PASSAGE TO READ
┏━━

BOISE – As driving assistance technology becomes more widely available in new vehicles, AAA warns that knowledge gaps can lead to dangerous assumptions about how the system will perform.  According to new research by the AAA Foundation for Traffic Safety, drivers who received a brief, but comprehensive training session significantly outperformed those were left to learn about the technology on their own.

AAA looked at driver understanding of adaptive cruise control (ACC), a system that assists with acceleration and braking to maintain a driver-selected gap with the car in front, through the first six months of new vehicle ownership.  During a simulated drive at the end of the study, those who learned by experience alone were more likely to wait for the system to act outside of its intended use, resulting in delayed reaction time that may have put lives at risk.

“Self-taught drivers were also more likely to mistakenly believe that the ACC technology would react appropriately to stationary objects like construction cones, assist with steering to keep the vehicle in its lane, and consistently operate in all weather conditions,” says AAA Idaho public affairs director Matthew Conde.  “Better training can help set realistic expectations, and in turn, prevent overreliance on a system that is specifically designed to assist an engaged human driver.”

┗━━

SET EXERCISE A
Reproduce the entire article on driver training for adaptive cruise control word for word.

INPUT DATA
┏━━

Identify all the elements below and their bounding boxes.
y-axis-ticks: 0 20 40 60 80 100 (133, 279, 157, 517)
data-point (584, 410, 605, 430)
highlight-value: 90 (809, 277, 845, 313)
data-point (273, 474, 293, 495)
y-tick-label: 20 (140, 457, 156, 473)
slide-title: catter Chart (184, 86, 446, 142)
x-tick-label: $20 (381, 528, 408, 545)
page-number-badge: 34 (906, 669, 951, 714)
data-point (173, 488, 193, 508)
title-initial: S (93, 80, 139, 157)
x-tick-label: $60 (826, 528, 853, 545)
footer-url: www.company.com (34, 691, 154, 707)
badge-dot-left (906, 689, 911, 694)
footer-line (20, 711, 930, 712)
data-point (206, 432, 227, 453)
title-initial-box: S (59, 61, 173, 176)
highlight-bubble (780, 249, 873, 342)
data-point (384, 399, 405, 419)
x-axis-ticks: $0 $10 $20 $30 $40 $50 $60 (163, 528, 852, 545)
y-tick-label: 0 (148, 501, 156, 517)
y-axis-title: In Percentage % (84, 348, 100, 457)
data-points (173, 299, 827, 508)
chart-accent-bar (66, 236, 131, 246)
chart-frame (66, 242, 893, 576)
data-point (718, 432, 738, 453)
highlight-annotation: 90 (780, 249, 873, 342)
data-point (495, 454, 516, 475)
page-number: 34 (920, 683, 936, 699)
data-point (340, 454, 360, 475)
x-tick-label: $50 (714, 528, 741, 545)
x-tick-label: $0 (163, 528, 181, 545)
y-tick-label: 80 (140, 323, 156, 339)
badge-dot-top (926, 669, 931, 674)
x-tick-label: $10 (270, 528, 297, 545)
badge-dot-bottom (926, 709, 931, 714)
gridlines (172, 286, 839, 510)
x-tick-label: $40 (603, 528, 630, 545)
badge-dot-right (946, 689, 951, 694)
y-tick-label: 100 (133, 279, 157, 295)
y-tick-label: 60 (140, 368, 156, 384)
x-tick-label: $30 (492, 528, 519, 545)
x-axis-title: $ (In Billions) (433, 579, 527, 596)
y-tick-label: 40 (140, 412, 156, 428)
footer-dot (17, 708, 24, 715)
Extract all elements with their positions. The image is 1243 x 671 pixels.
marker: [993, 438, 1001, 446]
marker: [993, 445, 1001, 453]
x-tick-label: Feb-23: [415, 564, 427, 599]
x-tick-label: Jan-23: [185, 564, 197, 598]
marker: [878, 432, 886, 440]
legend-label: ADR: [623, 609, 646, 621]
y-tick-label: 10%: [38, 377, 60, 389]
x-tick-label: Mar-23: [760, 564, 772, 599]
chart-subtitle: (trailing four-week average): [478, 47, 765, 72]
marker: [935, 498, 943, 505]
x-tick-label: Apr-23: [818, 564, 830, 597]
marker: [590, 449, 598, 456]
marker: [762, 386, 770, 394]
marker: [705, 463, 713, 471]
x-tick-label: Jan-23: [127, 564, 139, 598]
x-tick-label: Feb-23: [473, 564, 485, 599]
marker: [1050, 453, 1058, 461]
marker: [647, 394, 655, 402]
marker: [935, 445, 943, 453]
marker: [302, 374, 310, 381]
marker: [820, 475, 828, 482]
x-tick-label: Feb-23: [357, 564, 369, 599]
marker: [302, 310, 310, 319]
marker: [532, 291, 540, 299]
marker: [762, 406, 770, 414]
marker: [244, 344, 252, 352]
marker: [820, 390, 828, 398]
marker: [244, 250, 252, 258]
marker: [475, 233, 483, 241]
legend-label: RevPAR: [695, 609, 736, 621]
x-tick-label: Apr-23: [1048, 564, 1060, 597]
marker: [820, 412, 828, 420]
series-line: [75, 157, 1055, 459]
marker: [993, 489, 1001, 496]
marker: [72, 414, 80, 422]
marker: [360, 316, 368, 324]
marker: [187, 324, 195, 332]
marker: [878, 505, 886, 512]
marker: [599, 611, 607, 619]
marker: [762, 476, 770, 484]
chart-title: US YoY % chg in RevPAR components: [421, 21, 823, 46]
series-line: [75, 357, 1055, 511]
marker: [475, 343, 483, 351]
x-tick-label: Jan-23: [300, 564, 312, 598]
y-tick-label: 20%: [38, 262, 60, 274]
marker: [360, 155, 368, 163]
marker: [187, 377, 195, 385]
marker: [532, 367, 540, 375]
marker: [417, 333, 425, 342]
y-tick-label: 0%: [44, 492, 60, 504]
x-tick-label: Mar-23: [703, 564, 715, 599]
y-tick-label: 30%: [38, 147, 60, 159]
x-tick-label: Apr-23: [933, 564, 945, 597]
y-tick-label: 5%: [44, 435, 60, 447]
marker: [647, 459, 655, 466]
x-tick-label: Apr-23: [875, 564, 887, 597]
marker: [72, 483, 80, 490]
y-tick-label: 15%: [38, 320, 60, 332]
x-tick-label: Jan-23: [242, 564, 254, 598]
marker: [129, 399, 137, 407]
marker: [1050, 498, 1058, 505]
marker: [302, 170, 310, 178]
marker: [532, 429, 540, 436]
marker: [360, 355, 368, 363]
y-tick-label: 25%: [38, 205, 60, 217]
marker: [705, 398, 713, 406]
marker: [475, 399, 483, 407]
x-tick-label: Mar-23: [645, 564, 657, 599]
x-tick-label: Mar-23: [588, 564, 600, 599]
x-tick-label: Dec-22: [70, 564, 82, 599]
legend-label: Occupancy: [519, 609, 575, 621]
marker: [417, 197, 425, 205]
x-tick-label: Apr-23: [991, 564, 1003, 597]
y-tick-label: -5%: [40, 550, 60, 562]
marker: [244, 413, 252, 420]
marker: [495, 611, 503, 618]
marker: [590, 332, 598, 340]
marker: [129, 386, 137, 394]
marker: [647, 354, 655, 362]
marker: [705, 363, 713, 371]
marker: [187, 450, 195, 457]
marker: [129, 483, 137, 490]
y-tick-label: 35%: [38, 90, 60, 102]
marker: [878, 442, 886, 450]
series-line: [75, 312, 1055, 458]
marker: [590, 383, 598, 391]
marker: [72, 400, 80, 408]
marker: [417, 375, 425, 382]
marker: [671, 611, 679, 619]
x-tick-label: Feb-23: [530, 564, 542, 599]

┗━━

SET EXERCISE B
Rewrite the entries starting at the first line and ending at the line containing "y-tick-label: 20 (140, 457, 156, 473)", changing every "data-point" to "scatter-point" and keeping everything else the same.

FULL OUTPUT A
BOISE – As driving assistance technology becomes more widely available in new vehicles, AAA warns that knowledge gaps can lead to dangerous assumptions about how the system will perform.  According to new research by the AAA Foundation for Traffic Safety, drivers who received a brief, but comprehensive training session significantly outperformed those were left to learn about the technology on their own.

AAA looked at driver understanding of adaptive cruise control (ACC), a system that assists with acceleration and braking to maintain a driver-selected gap with the car in front, through the first six months of new vehicle ownership.  During a simulated drive at the end of the study, those who learned by experience alone were more likely to wait for the system to act outside of its intended use, resulting in delayed reaction time that may have put lives at risk.

“Self-taught drivers were also more likely to mistakenly believe that the ACC technology would react appropriately to stationary objects like construction cones, assist with steering to keep the vehicle in its lane, and consistently operate in all weather conditions,” says AAA Idaho public affairs director Matthew Conde.  “Better training can help set realistic expectations, and in turn, prevent overreliance on a system that is specifically designed to assist an engaged human driver.”

FULL OUTPUT B
Identify all the elements below and their bounding boxes.
y-axis-ticks: 0 20 40 60 80 100 (133, 279, 157, 517)
scatter-point (584, 410, 605, 430)
highlight-value: 90 (809, 277, 845, 313)
scatter-point (273, 474, 293, 495)
y-tick-label: 20 (140, 457, 156, 473)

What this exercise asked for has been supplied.